Data items
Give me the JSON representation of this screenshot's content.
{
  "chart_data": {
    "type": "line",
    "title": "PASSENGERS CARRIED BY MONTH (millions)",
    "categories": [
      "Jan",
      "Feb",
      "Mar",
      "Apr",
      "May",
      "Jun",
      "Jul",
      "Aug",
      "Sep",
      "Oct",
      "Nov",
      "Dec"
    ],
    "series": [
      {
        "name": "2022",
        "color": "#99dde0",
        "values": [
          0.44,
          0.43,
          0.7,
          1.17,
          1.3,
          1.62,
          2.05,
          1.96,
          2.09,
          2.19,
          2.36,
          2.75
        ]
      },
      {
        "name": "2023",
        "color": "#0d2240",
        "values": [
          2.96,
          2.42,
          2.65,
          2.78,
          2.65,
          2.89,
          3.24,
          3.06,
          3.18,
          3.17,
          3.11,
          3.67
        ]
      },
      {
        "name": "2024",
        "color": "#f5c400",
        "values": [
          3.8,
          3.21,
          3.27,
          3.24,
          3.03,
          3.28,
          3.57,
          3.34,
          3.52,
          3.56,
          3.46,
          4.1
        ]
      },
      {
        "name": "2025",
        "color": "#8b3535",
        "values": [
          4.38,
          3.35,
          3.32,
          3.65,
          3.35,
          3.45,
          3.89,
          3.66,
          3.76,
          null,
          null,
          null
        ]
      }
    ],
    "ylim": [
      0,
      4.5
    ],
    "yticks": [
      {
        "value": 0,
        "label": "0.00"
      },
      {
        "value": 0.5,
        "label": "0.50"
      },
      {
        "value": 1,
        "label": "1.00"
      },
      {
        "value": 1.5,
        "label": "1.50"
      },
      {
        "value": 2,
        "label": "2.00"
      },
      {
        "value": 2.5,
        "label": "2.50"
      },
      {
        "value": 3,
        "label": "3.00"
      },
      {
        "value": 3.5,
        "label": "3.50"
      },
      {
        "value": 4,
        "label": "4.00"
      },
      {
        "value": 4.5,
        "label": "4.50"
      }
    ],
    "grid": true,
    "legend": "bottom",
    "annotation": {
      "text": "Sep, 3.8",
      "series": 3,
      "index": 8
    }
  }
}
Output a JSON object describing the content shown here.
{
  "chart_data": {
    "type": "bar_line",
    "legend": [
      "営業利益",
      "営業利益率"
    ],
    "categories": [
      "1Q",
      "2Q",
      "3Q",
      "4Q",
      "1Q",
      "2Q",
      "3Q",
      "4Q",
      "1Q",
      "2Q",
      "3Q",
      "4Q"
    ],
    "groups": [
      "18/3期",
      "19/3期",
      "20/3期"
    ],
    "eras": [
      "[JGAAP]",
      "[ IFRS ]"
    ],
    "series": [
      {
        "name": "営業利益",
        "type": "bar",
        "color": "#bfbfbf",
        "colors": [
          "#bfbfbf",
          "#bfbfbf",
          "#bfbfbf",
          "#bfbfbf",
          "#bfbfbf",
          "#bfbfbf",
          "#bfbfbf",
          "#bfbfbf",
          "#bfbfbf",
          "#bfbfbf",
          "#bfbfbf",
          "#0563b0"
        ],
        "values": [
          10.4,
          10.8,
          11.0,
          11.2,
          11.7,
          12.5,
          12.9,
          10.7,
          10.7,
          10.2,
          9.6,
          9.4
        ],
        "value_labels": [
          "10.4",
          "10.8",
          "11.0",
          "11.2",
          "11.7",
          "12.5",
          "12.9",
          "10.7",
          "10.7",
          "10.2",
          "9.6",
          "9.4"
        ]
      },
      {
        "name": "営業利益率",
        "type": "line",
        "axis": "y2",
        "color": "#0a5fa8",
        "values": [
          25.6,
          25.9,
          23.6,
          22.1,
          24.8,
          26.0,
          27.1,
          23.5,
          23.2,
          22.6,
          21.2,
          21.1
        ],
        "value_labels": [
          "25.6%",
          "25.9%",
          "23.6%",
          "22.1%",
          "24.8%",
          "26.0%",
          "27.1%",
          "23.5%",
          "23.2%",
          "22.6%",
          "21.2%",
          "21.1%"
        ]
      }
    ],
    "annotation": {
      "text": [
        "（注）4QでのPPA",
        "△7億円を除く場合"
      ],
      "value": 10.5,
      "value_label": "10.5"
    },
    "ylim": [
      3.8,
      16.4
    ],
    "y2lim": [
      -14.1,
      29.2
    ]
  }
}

YOUR TASK – Find the lines above that contain the word "name" and collect them.

ANSWER IN FULL –
        "name": "2022",
        "name": "2023",
        "name": "2024",
        "name": "2025",
        "name": "営業利益",
        "name": "営業利益率",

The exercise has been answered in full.